======== RECORDS

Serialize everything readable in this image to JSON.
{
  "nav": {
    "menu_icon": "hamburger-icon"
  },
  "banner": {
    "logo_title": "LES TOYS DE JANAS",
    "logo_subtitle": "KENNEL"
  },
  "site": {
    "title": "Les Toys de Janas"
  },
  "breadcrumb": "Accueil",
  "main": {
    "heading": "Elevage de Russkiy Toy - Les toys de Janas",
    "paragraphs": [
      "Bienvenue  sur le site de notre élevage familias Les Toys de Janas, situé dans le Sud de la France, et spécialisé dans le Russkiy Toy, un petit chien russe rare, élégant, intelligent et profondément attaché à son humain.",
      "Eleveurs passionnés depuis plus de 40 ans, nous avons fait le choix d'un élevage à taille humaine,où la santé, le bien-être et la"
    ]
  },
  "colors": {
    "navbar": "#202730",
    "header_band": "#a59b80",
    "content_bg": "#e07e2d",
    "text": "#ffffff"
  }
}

================

[YOUR TASK]: What is the number of lines above that contain "Russkiy"? Answer with that number only.

[OUTPUT OF THE TASK]: 2